§ WRITTEN PROBLEM:
Skip the images and return the records below exactly.

☆ ☆ ☆ ☆

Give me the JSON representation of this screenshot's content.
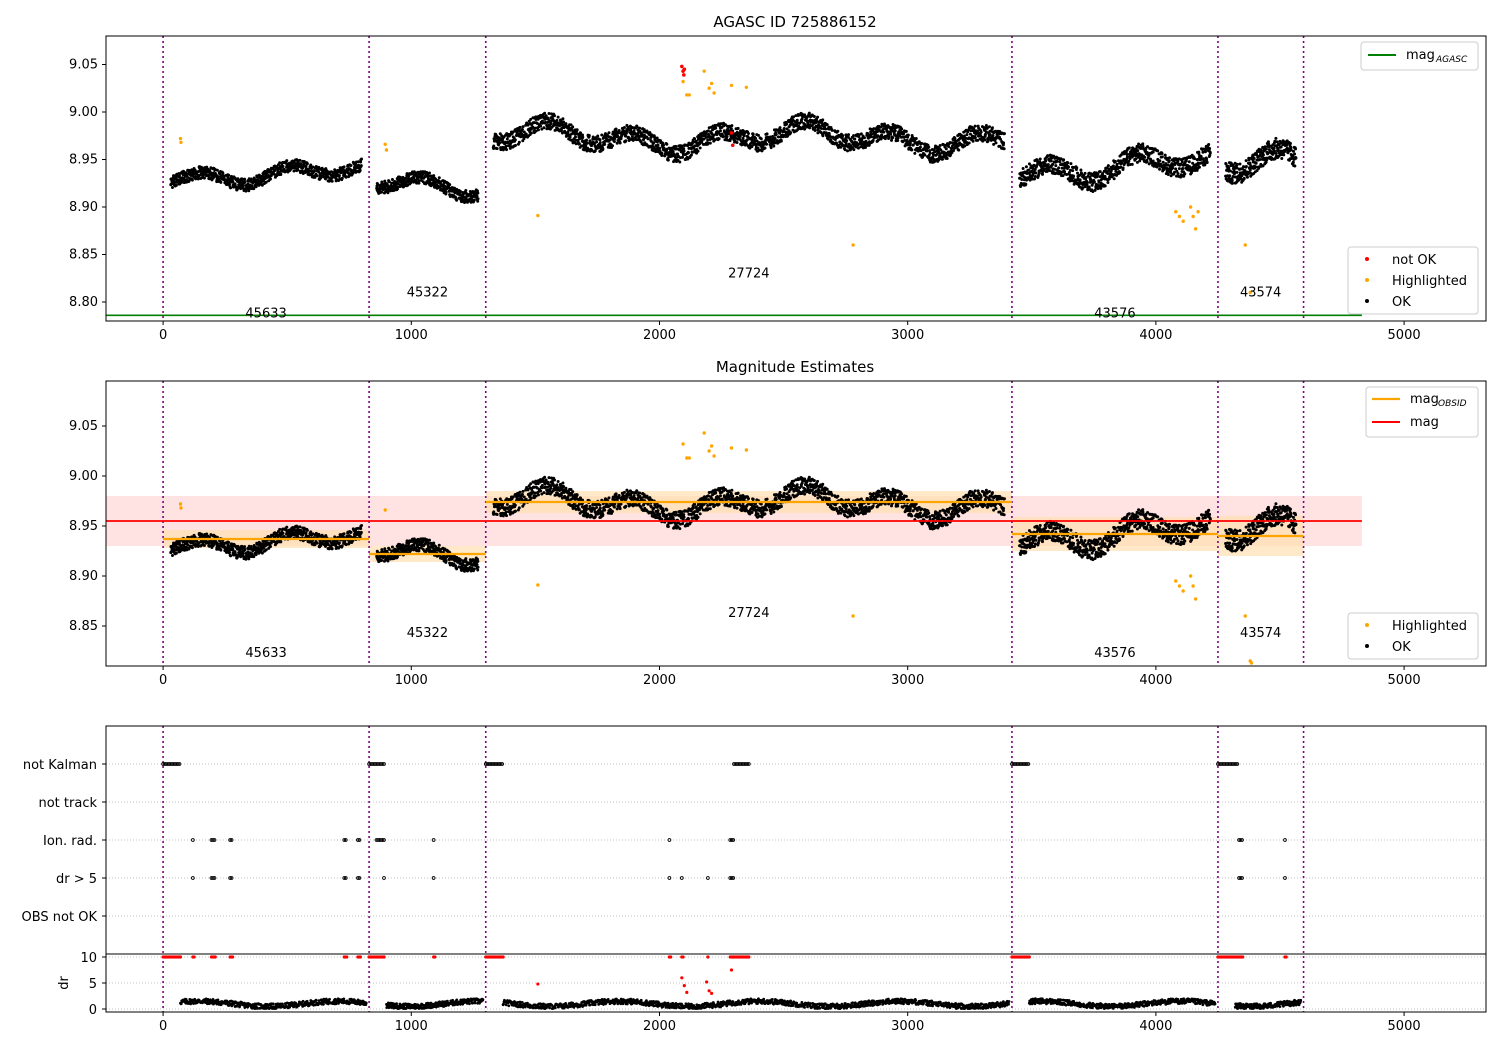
{
  "figure_title": "AGASC ID 725886152",
  "colors": {
    "ok": "#000000",
    "highlighted": "#ffa500",
    "not_ok": "#ff0000",
    "mag_agasc": "#008000",
    "mag_obsid": "#ffa500",
    "mag": "#ff0000",
    "obs_boundary": "#800080",
    "mag_band": "#ffcccc",
    "obsid_band": "#ffe0b0",
    "grid": "#b0b0b0"
  },
  "chart_data": [
    {
      "type": "scatter",
      "title": "AGASC ID 725886152",
      "xlim": [
        -230,
        5330
      ],
      "ylim": [
        8.78,
        9.08
      ],
      "xticks": [
        0,
        1000,
        2000,
        3000,
        4000,
        5000
      ],
      "yticks": [
        8.8,
        8.85,
        8.9,
        8.95,
        9.0,
        9.05
      ],
      "xlabel": "",
      "ylabel": "",
      "observation_boundaries": [
        0,
        830,
        1300,
        3420,
        4250,
        4595
      ],
      "segments": [
        {
          "obsid": "45633",
          "x": [
            0,
            830
          ],
          "level": 8.935,
          "wiggle": 0.012,
          "label_y": 8.788,
          "label_x": 415
        },
        {
          "obsid": "45322",
          "x": [
            830,
            1300
          ],
          "level": 8.922,
          "wiggle": 0.012,
          "label_y": 8.81,
          "label_x": 1065
        },
        {
          "obsid": "27724",
          "x": [
            1300,
            3420
          ],
          "level": 8.973,
          "wiggle": 0.016,
          "label_y": 8.83,
          "label_x": 2360
        },
        {
          "obsid": "43576",
          "x": [
            3420,
            4250
          ],
          "level": 8.943,
          "wiggle": 0.018,
          "label_y": 8.788,
          "label_x": 3835
        },
        {
          "obsid": "43574",
          "x": [
            4250,
            4595
          ],
          "level": 8.94,
          "wiggle": 0.02,
          "label_y": 8.81,
          "label_x": 4422
        }
      ],
      "series": [
        {
          "name": "mag_AGASC",
          "kind": "line",
          "x": [
            -230,
            4830
          ],
          "y": [
            8.786,
            8.786
          ]
        },
        {
          "name": "not OK",
          "kind": "points",
          "x": [
            2090,
            2095,
            2098,
            2100,
            2290,
            2295
          ],
          "y": [
            9.048,
            9.043,
            9.039,
            9.045,
            8.978,
            8.965
          ]
        },
        {
          "name": "Highlighted",
          "kind": "points",
          "x": [
            70,
            72,
            895,
            900,
            1510,
            2095,
            2110,
            2120,
            2180,
            2200,
            2210,
            2220,
            2290,
            2350,
            2780,
            4080,
            4095,
            4110,
            4140,
            4150,
            4160,
            4170,
            4360,
            4380
          ],
          "y": [
            8.972,
            8.968,
            8.966,
            8.96,
            8.891,
            9.032,
            9.018,
            9.018,
            9.043,
            9.025,
            9.03,
            9.02,
            9.028,
            9.026,
            8.86,
            8.895,
            8.89,
            8.885,
            8.9,
            8.89,
            8.877,
            8.895,
            8.86,
            8.81
          ]
        },
        {
          "name": "OK",
          "kind": "points"
        }
      ],
      "legend_top": {
        "placement": "upper right",
        "entries": [
          {
            "label": "mag",
            "subscript": "AGASC"
          }
        ]
      },
      "legend_bottom": {
        "placement": "lower right",
        "entries": [
          "not OK",
          "Highlighted",
          "OK"
        ]
      }
    },
    {
      "type": "scatter",
      "title": "Magnitude Estimates",
      "xlim": [
        -230,
        5330
      ],
      "ylim": [
        8.81,
        9.095
      ],
      "xticks": [
        0,
        1000,
        2000,
        3000,
        4000,
        5000
      ],
      "yticks": [
        8.85,
        8.9,
        8.95,
        9.0,
        9.05
      ],
      "mag": {
        "value": 8.955,
        "band": [
          8.93,
          8.98
        ],
        "x": [
          -230,
          4830
        ]
      },
      "obsid_levels": [
        {
          "obsid": "45633",
          "x": [
            0,
            830
          ],
          "value": 8.937,
          "band": [
            8.928,
            8.946
          ],
          "label_y": 8.823
        },
        {
          "obsid": "45322",
          "x": [
            830,
            1300
          ],
          "value": 8.922,
          "band": [
            8.914,
            8.93
          ],
          "label_y": 8.843
        },
        {
          "obsid": "27724",
          "x": [
            1300,
            3420
          ],
          "value": 8.974,
          "band": [
            8.963,
            8.985
          ],
          "label_y": 8.863
        },
        {
          "obsid": "43576",
          "x": [
            3420,
            4250
          ],
          "value": 8.942,
          "band": [
            8.925,
            8.959
          ],
          "label_y": 8.823
        },
        {
          "obsid": "43574",
          "x": [
            4250,
            4595
          ],
          "value": 8.94,
          "band": [
            8.92,
            8.96
          ],
          "label_y": 8.843
        }
      ],
      "series": [
        {
          "name": "Highlighted",
          "kind": "points",
          "x": [
            70,
            72,
            895,
            1510,
            2095,
            2110,
            2120,
            2180,
            2200,
            2210,
            2220,
            2290,
            2350,
            2780,
            4080,
            4095,
            4110,
            4140,
            4150,
            4160,
            4360,
            4380,
            4385
          ],
          "y": [
            8.972,
            8.968,
            8.966,
            8.891,
            9.032,
            9.018,
            9.018,
            9.043,
            9.025,
            9.03,
            9.02,
            9.028,
            9.026,
            8.86,
            8.895,
            8.89,
            8.885,
            8.9,
            8.89,
            8.877,
            8.86,
            8.815,
            8.813
          ]
        },
        {
          "name": "OK",
          "kind": "points"
        }
      ],
      "legend_top": {
        "placement": "upper right",
        "entries": [
          {
            "label": "mag",
            "subscript": "OBSID"
          },
          {
            "label": "mag",
            "subscript": ""
          }
        ]
      },
      "legend_bottom": {
        "placement": "lower right",
        "entries": [
          "Highlighted",
          "OK"
        ]
      }
    },
    {
      "type": "scatter",
      "title": "",
      "xlim": [
        -230,
        5330
      ],
      "xticks": [
        0,
        1000,
        2000,
        3000,
        4000,
        5000
      ],
      "flag_rows": [
        "not Kalman",
        "not track",
        "Ion. rad.",
        "dr > 5",
        "OBS not OK"
      ],
      "flags": {
        "not Kalman": [
          [
            0,
            70
          ],
          [
            830,
            890
          ],
          [
            1300,
            1370
          ],
          [
            2300,
            2360
          ],
          [
            3420,
            3490
          ],
          [
            4250,
            4330
          ]
        ],
        "not track": [],
        "Ion. rad.": [
          [
            120,
            125
          ],
          [
            195,
            210
          ],
          [
            270,
            280
          ],
          [
            730,
            740
          ],
          [
            785,
            795
          ],
          [
            860,
            890
          ],
          [
            1090,
            1095
          ],
          [
            2040,
            2045
          ],
          [
            2285,
            2300
          ],
          [
            4335,
            4350
          ],
          [
            4520,
            4525
          ]
        ],
        "dr > 5": [
          [
            120,
            125
          ],
          [
            195,
            210
          ],
          [
            270,
            280
          ],
          [
            730,
            740
          ],
          [
            785,
            795
          ],
          [
            890,
            892
          ],
          [
            1090,
            1095
          ],
          [
            2040,
            2045
          ],
          [
            2090,
            2095
          ],
          [
            2195,
            2198
          ],
          [
            2285,
            2300
          ],
          [
            4335,
            4350
          ],
          [
            4520,
            4525
          ]
        ],
        "OBS not OK": []
      },
      "dr_yticks": [
        0,
        5,
        10
      ],
      "dr_ylabel": "dr",
      "dr_clip": 10,
      "dr_spikes": {
        "x": [
          2090,
          2100,
          2110,
          2190,
          2200,
          2210,
          2290,
          1510
        ],
        "y": [
          6.0,
          4.5,
          3.2,
          5.2,
          3.5,
          3.0,
          7.5,
          4.8
        ]
      }
    }
  ]
}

☆ ☆ ☆ ☆

§ EXPECTED ANSWER:
Give me the JSON representation of this screenshot's content.
{
  "figure_title": "AGASC ID 725886152",
  "colors": {
    "ok": "#000000",
    "highlighted": "#ffa500",
    "not_ok": "#ff0000",
    "mag_agasc": "#008000",
    "mag_obsid": "#ffa500",
    "mag": "#ff0000",
    "obs_boundary": "#800080",
    "mag_band": "#ffcccc",
    "obsid_band": "#ffe0b0",
    "grid": "#b0b0b0"
  },
  "chart_data": [
    {
      "type": "scatter",
      "title": "AGASC ID 725886152",
      "xlim": [
        -230,
        5330
      ],
      "ylim": [
        8.78,
        9.08
      ],
      "xticks": [
        0,
        1000,
        2000,
        3000,
        4000,
        5000
      ],
      "yticks": [
        8.8,
        8.85,
        8.9,
        8.95,
        9.0,
        9.05
      ],
      "xlabel": "",
      "ylabel": "",
      "observation_boundaries": [
        0,
        830,
        1300,
        3420,
        4250,
        4595
      ],
      "segments": [
        {
          "obsid": "45633",
          "x": [
            0,
            830
          ],
          "level": 8.935,
          "wiggle": 0.012,
          "label_y": 8.788,
          "label_x": 415
        },
        {
          "obsid": "45322",
          "x": [
            830,
            1300
          ],
          "level": 8.922,
          "wiggle": 0.012,
          "label_y": 8.81,
          "label_x": 1065
        },
        {
          "obsid": "27724",
          "x": [
            1300,
            3420
          ],
          "level": 8.973,
          "wiggle": 0.016,
          "label_y": 8.83,
          "label_x": 2360
        },
        {
          "obsid": "43576",
          "x": [
            3420,
            4250
          ],
          "level": 8.943,
          "wiggle": 0.018,
          "label_y": 8.788,
          "label_x": 3835
        },
        {
          "obsid": "43574",
          "x": [
            4250,
            4595
          ],
          "level": 8.94,
          "wiggle": 0.02,
          "label_y": 8.81,
          "label_x": 4422
        }
      ],
      "series": [
        {
          "name": "mag_AGASC",
          "kind": "line",
          "x": [
            -230,
            4830
          ],
          "y": [
            8.786,
            8.786
          ]
        },
        {
          "name": "not OK",
          "kind": "points",
          "x": [
            2090,
            2095,
            2098,
            2100,
            2290,
            2295
          ],
          "y": [
            9.048,
            9.043,
            9.039,
            9.045,
            8.978,
            8.965
          ]
        },
        {
          "name": "Highlighted",
          "kind": "points",
          "x": [
            70,
            72,
            895,
            900,
            1510,
            2095,
            2110,
            2120,
            2180,
            2200,
            2210,
            2220,
            2290,
            2350,
            2780,
            4080,
            4095,
            4110,
            4140,
            4150,
            4160,
            4170,
            4360,
            4380
          ],
          "y": [
            8.972,
            8.968,
            8.966,
            8.96,
            8.891,
            9.032,
            9.018,
            9.018,
            9.043,
            9.025,
            9.03,
            9.02,
            9.028,
            9.026,
            8.86,
            8.895,
            8.89,
            8.885,
            8.9,
            8.89,
            8.877,
            8.895,
            8.86,
            8.81
          ]
        },
        {
          "name": "OK",
          "kind": "points"
        }
      ],
      "legend_top": {
        "placement": "upper right",
        "entries": [
          {
            "label": "mag",
            "subscript": "AGASC"
          }
        ]
      },
      "legend_bottom": {
        "placement": "lower right",
        "entries": [
          "not OK",
          "Highlighted",
          "OK"
        ]
      }
    },
    {
      "type": "scatter",
      "title": "Magnitude Estimates",
      "xlim": [
        -230,
        5330
      ],
      "ylim": [
        8.81,
        9.095
      ],
      "xticks": [
        0,
        1000,
        2000,
        3000,
        4000,
        5000
      ],
      "yticks": [
        8.85,
        8.9,
        8.95,
        9.0,
        9.05
      ],
      "mag": {
        "value": 8.955,
        "band": [
          8.93,
          8.98
        ],
        "x": [
          -230,
          4830
        ]
      },
      "obsid_levels": [
        {
          "obsid": "45633",
          "x": [
            0,
            830
          ],
          "value": 8.937,
          "band": [
            8.928,
            8.946
          ],
          "label_y": 8.823
        },
        {
          "obsid": "45322",
          "x": [
            830,
            1300
          ],
          "value": 8.922,
          "band": [
            8.914,
            8.93
          ],
          "label_y": 8.843
        },
        {
          "obsid": "27724",
          "x": [
            1300,
            3420
          ],
          "value": 8.974,
          "band": [
            8.963,
            8.985
          ],
          "label_y": 8.863
        },
        {
          "obsid": "43576",
          "x": [
            3420,
            4250
          ],
          "value": 8.942,
          "band": [
            8.925,
            8.959
          ],
          "label_y": 8.823
        },
        {
          "obsid": "43574",
          "x": [
            4250,
            4595
          ],
          "value": 8.94,
          "band": [
            8.92,
            8.96
          ],
          "label_y": 8.843
        }
      ],
      "series": [
        {
          "name": "Highlighted",
          "kind": "points",
          "x": [
            70,
            72,
            895,
            1510,
            2095,
            2110,
            2120,
            2180,
            2200,
            2210,
            2220,
            2290,
            2350,
            2780,
            4080,
            4095,
            4110,
            4140,
            4150,
            4160,
            4360,
            4380,
            4385
          ],
          "y": [
            8.972,
            8.968,
            8.966,
            8.891,
            9.032,
            9.018,
            9.018,
            9.043,
            9.025,
            9.03,
            9.02,
            9.028,
            9.026,
            8.86,
            8.895,
            8.89,
            8.885,
            8.9,
            8.89,
            8.877,
            8.86,
            8.815,
            8.813
          ]
        },
        {
          "name": "OK",
          "kind": "points"
        }
      ],
      "legend_top": {
        "placement": "upper right",
        "entries": [
          {
            "label": "mag",
            "subscript": "OBSID"
          },
          {
            "label": "mag",
            "subscript": ""
          }
        ]
      },
      "legend_bottom": {
        "placement": "lower right",
        "entries": [
          "Highlighted",
          "OK"
        ]
      }
    },
    {
      "type": "scatter",
      "title": "",
      "xlim": [
        -230,
        5330
      ],
      "xticks": [
        0,
        1000,
        2000,
        3000,
        4000,
        5000
      ],
      "flag_rows": [
        "not Kalman",
        "not track",
        "Ion. rad.",
        "dr > 5",
        "OBS not OK"
      ],
      "flags": {
        "not Kalman": [
          [
            0,
            70
          ],
          [
            830,
            890
          ],
          [
            1300,
            1370
          ],
          [
            2300,
            2360
          ],
          [
            3420,
            3490
          ],
          [
            4250,
            4330
          ]
        ],
        "not track": [],
        "Ion. rad.": [
          [
            120,
            125
          ],
          [
            195,
            210
          ],
          [
            270,
            280
          ],
          [
            730,
            740
          ],
          [
            785,
            795
          ],
          [
            860,
            890
          ],
          [
            1090,
            1095
          ],
          [
            2040,
            2045
          ],
          [
            2285,
            2300
          ],
          [
            4335,
            4350
          ],
          [
            4520,
            4525
          ]
        ],
        "dr > 5": [
          [
            120,
            125
          ],
          [
            195,
            210
          ],
          [
            270,
            280
          ],
          [
            730,
            740
          ],
          [
            785,
            795
          ],
          [
            890,
            892
          ],
          [
            1090,
            1095
          ],
          [
            2040,
            2045
          ],
          [
            2090,
            2095
          ],
          [
            2195,
            2198
          ],
          [
            2285,
            2300
          ],
          [
            4335,
            4350
          ],
          [
            4520,
            4525
          ]
        ],
        "OBS not OK": []
      },
      "dr_yticks": [
        0,
        5,
        10
      ],
      "dr_ylabel": "dr",
      "dr_clip": 10,
      "dr_spikes": {
        "x": [
          2090,
          2100,
          2110,
          2190,
          2200,
          2210,
          2290,
          1510
        ],
        "y": [
          6.0,
          4.5,
          3.2,
          5.2,
          3.5,
          3.0,
          7.5,
          4.8
        ]
      }
    }
  ]
}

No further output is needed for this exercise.